Return each line of the material verbatim.

Start Extracted material

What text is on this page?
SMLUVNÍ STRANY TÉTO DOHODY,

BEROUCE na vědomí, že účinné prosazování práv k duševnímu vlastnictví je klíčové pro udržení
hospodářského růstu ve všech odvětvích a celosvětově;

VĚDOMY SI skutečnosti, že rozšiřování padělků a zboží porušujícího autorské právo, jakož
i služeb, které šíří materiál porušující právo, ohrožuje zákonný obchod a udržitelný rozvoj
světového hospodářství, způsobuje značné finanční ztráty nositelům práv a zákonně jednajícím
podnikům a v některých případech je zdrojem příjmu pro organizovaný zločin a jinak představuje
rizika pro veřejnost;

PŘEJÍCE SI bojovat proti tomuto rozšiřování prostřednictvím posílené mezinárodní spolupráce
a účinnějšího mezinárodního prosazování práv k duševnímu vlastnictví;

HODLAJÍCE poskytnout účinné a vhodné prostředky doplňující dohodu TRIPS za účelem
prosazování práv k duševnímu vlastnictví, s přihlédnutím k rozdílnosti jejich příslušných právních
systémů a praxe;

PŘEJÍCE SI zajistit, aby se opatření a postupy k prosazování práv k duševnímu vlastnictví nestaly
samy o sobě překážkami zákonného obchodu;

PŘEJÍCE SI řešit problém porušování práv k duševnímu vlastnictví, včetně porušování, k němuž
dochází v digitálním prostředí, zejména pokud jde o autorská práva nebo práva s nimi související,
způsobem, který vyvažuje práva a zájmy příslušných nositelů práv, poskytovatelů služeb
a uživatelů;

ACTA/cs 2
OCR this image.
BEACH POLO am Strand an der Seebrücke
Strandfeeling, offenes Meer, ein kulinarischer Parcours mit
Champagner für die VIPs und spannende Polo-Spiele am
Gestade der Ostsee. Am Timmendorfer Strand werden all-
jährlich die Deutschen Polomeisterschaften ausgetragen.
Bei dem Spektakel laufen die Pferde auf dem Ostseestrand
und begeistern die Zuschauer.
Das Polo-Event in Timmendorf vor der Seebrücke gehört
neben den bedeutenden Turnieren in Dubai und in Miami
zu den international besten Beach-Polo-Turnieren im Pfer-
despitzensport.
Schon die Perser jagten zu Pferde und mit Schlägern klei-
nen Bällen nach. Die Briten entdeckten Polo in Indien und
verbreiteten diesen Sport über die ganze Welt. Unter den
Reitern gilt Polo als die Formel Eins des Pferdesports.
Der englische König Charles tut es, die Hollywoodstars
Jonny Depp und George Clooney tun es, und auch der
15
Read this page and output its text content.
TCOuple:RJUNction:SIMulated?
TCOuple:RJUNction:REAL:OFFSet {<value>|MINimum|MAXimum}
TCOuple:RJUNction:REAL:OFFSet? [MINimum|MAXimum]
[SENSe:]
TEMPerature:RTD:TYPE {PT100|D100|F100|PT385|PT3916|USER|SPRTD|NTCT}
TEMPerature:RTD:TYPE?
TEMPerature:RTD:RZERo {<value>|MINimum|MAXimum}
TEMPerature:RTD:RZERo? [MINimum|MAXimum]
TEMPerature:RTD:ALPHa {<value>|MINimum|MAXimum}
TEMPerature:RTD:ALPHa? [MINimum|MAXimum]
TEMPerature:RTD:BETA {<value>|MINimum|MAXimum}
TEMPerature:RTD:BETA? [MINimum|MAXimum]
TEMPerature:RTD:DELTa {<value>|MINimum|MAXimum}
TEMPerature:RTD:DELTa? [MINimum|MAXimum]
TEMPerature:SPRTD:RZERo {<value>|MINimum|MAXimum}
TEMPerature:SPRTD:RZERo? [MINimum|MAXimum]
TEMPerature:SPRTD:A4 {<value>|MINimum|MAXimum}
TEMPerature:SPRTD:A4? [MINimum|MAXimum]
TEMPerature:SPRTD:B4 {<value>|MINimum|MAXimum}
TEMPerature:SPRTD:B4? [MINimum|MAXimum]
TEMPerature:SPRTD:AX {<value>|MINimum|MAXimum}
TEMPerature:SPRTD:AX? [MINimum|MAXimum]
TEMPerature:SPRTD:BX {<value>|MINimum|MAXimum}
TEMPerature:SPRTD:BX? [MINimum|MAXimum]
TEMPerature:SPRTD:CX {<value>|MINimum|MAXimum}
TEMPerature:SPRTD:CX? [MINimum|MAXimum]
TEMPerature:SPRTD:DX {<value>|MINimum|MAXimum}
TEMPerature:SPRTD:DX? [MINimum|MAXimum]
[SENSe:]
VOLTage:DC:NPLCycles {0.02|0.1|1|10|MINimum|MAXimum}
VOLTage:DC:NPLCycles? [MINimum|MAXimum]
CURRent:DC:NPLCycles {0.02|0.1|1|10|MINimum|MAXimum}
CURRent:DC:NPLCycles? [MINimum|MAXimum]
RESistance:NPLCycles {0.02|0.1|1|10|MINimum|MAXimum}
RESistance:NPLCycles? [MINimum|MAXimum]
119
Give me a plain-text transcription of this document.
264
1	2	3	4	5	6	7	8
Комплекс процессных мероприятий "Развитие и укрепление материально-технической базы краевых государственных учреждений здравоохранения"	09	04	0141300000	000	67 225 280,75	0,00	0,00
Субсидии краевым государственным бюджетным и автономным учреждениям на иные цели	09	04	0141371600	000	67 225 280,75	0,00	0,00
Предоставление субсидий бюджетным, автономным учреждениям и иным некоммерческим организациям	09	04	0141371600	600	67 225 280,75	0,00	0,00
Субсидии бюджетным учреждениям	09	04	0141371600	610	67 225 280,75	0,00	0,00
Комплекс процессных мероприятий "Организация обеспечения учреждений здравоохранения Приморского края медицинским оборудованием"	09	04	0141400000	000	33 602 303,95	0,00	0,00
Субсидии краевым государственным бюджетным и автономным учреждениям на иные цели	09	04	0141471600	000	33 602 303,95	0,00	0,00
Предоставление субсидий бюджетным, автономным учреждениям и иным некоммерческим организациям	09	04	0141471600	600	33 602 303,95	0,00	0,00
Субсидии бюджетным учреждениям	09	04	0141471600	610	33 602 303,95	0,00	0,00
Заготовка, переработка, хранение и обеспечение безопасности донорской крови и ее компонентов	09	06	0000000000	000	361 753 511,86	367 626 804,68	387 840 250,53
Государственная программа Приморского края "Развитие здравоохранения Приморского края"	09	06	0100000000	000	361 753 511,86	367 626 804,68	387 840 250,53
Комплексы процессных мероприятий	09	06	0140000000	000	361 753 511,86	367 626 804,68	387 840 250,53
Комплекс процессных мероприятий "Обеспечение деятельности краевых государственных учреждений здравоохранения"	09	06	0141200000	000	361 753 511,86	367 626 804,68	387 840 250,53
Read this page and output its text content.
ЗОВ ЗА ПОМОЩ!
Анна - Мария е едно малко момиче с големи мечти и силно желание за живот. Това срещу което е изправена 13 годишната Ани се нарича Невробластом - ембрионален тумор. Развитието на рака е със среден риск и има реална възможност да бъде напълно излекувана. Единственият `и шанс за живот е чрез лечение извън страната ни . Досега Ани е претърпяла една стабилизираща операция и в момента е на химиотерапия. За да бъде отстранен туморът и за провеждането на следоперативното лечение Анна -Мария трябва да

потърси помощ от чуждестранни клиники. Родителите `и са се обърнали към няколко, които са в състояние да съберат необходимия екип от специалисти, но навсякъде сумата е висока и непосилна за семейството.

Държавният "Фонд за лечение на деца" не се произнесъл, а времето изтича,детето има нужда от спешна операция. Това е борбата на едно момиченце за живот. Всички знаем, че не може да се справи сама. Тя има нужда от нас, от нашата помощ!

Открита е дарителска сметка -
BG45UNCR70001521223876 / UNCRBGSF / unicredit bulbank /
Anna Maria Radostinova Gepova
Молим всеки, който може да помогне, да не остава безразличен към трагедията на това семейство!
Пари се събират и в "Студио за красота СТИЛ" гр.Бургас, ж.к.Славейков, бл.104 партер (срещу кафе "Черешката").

End Extracted material

- _Answer for the task_
What text is on this page?
SMLUVNÍ STRANY TÉTO DOHODY,

BEROUCE na vědomí, že účinné prosazování práv k duševnímu vlastnictví je klíčové pro udržení
hospodářského růstu ve všech odvětvích a celosvětově;

VĚDOMY SI skutečnosti, že rozšiřování padělků a zboží porušujícího autorské právo, jakož
i služeb, které šíří materiál porušující právo, ohrožuje zákonný obchod a udržitelný rozvoj
světového hospodářství, způsobuje značné finanční ztráty nositelům práv a zákonně jednajícím
podnikům a v některých případech je zdrojem příjmu pro organizovaný zločin a jinak představuje
rizika pro veřejnost;

PŘEJÍCE SI bojovat proti tomuto rozšiřování prostřednictvím posílené mezinárodní spolupráce
a účinnějšího mezinárodního prosazování práv k duševnímu vlastnictví;

HODLAJÍCE poskytnout účinné a vhodné prostředky doplňující dohodu TRIPS za účelem
prosazování práv k duševnímu vlastnictví, s přihlédnutím k rozdílnosti jejich příslušných právních
systémů a praxe;

PŘEJÍCE SI zajistit, aby se opatření a postupy k prosazování práv k duševnímu vlastnictví nestaly
samy o sobě překážkami zákonného obchodu;

PŘEJÍCE SI řešit problém porušování práv k duševnímu vlastnictví, včetně porušování, k němuž
dochází v digitálním prostředí, zejména pokud jde o autorská práva nebo práva s nimi související,
způsobem, který vyvažuje práva a zájmy příslušných nositelů práv, poskytovatelů služeb
a uživatelů;

ACTA/cs 2
OCR this image.
BEACH POLO am Strand an der Seebrücke
Strandfeeling, offenes Meer, ein kulinarischer Parcours mit
Champagner für die VIPs und spannende Polo-Spiele am
Gestade der Ostsee. Am Timmendorfer Strand werden all-
jährlich die Deutschen Polomeisterschaften ausgetragen.
Bei dem Spektakel laufen die Pferde auf dem Ostseestrand
und begeistern die Zuschauer.
Das Polo-Event in Timmendorf vor der Seebrücke gehört
neben den bedeutenden Turnieren in Dubai und in Miami
zu den international besten Beach-Polo-Turnieren im Pfer-
despitzensport.
Schon die Perser jagten zu Pferde und mit Schlägern klei-
nen Bällen nach. Die Briten entdeckten Polo in Indien und
verbreiteten diesen Sport über die ganze Welt. Unter den
Reitern gilt Polo als die Formel Eins des Pferdesports.
Der englische König Charles tut es, die Hollywoodstars
Jonny Depp und George Clooney tun es, und auch der
15
Read this page and output its text content.
TCOuple:RJUNction:SIMulated?
TCOuple:RJUNction:REAL:OFFSet {<value>|MINimum|MAXimum}
TCOuple:RJUNction:REAL:OFFSet? [MINimum|MAXimum]
[SENSe:]
TEMPerature:RTD:TYPE {PT100|D100|F100|PT385|PT3916|USER|SPRTD|NTCT}
TEMPerature:RTD:TYPE?
TEMPerature:RTD:RZERo {<value>|MINimum|MAXimum}
TEMPerature:RTD:RZERo? [MINimum|MAXimum]
TEMPerature:RTD:ALPHa {<value>|MINimum|MAXimum}
TEMPerature:RTD:ALPHa? [MINimum|MAXimum]
TEMPerature:RTD:BETA {<value>|MINimum|MAXimum}
TEMPerature:RTD:BETA? [MINimum|MAXimum]
TEMPerature:RTD:DELTa {<value>|MINimum|MAXimum}
TEMPerature:RTD:DELTa? [MINimum|MAXimum]
TEMPerature:SPRTD:RZERo {<value>|MINimum|MAXimum}
TEMPerature:SPRTD:RZERo? [MINimum|MAXimum]
TEMPerature:SPRTD:A4 {<value>|MINimum|MAXimum}
TEMPerature:SPRTD:A4? [MINimum|MAXimum]
TEMPerature:SPRTD:B4 {<value>|MINimum|MAXimum}
TEMPerature:SPRTD:B4? [MINimum|MAXimum]
TEMPerature:SPRTD:AX {<value>|MINimum|MAXimum}
TEMPerature:SPRTD:AX? [MINimum|MAXimum]
TEMPerature:SPRTD:BX {<value>|MINimum|MAXimum}
TEMPerature:SPRTD:BX? [MINimum|MAXimum]
TEMPerature:SPRTD:CX {<value>|MINimum|MAXimum}
TEMPerature:SPRTD:CX? [MINimum|MAXimum]
TEMPerature:SPRTD:DX {<value>|MINimum|MAXimum}
TEMPerature:SPRTD:DX? [MINimum|MAXimum]
[SENSe:]
VOLTage:DC:NPLCycles {0.02|0.1|1|10|MINimum|MAXimum}
VOLTage:DC:NPLCycles? [MINimum|MAXimum]
CURRent:DC:NPLCycles {0.02|0.1|1|10|MINimum|MAXimum}
CURRent:DC:NPLCycles? [MINimum|MAXimum]
RESistance:NPLCycles {0.02|0.1|1|10|MINimum|MAXimum}
RESistance:NPLCycles? [MINimum|MAXimum]
119
Give me a plain-text transcription of this document.
264
1	2	3	4	5	6	7	8
Комплекс процессных мероприятий "Развитие и укрепление материально-технической базы краевых государственных учреждений здравоохранения"	09	04	0141300000	000	67 225 280,75	0,00	0,00
Субсидии краевым государственным бюджетным и автономным учреждениям на иные цели	09	04	0141371600	000	67 225 280,75	0,00	0,00
Предоставление субсидий бюджетным, автономным учреждениям и иным некоммерческим организациям	09	04	0141371600	600	67 225 280,75	0,00	0,00
Субсидии бюджетным учреждениям	09	04	0141371600	610	67 225 280,75	0,00	0,00
Комплекс процессных мероприятий "Организация обеспечения учреждений здравоохранения Приморского края медицинским оборудованием"	09	04	0141400000	000	33 602 303,95	0,00	0,00
Субсидии краевым государственным бюджетным и автономным учреждениям на иные цели	09	04	0141471600	000	33 602 303,95	0,00	0,00
Предоставление субсидий бюджетным, автономным учреждениям и иным некоммерческим организациям	09	04	0141471600	600	33 602 303,95	0,00	0,00
Субсидии бюджетным учреждениям	09	04	0141471600	610	33 602 303,95	0,00	0,00
Заготовка, переработка, хранение и обеспечение безопасности донорской крови и ее компонентов	09	06	0000000000	000	361 753 511,86	367 626 804,68	387 840 250,53
Государственная программа Приморского края "Развитие здравоохранения Приморского края"	09	06	0100000000	000	361 753 511,86	367 626 804,68	387 840 250,53
Комплексы процессных мероприятий	09	06	0140000000	000	361 753 511,86	367 626 804,68	387 840 250,53
Комплекс процессных мероприятий "Обеспечение деятельности краевых государственных учреждений здравоохранения"	09	06	0141200000	000	361 753 511,86	367 626 804,68	387 840 250,53
Read this page and output its text content.
ЗОВ ЗА ПОМОЩ!
Анна - Мария е едно малко момиче с големи мечти и силно желание за живот. Това срещу което е изправена 13 годишната Ани се нарича Невробластом - ембрионален тумор. Развитието на рака е със среден риск и има реална възможност да бъде напълно излекувана. Единственият `и шанс за живот е чрез лечение извън страната ни . Досега Ани е претърпяла една стабилизираща операция и в момента е на химиотерапия. За да бъде отстранен туморът и за провеждането на следоперативното лечение Анна -Мария трябва да

потърси помощ от чуждестранни клиники. Родителите `и са се обърнали към няколко, които са в състояние да съберат необходимия екип от специалисти, но навсякъде сумата е висока и непосилна за семейството.

Държавният "Фонд за лечение на деца" не се произнесъл, а времето изтича,детето има нужда от спешна операция. Това е борбата на едно момиченце за живот. Всички знаем, че не може да се справи сама. Тя има нужда от нас, от нашата помощ!

Открита е дарителска сметка -
BG45UNCR70001521223876 / UNCRBGSF / unicredit bulbank /
Anna Maria Radostinova Gepova
Молим всеки, който може да помогне, да не остава безразличен към трагедията на това семейство!
Пари се събират и в "Студио за красота СТИЛ" гр.Бургас, ж.к.Славейков, бл.104 партер (срещу кафе "Черешката").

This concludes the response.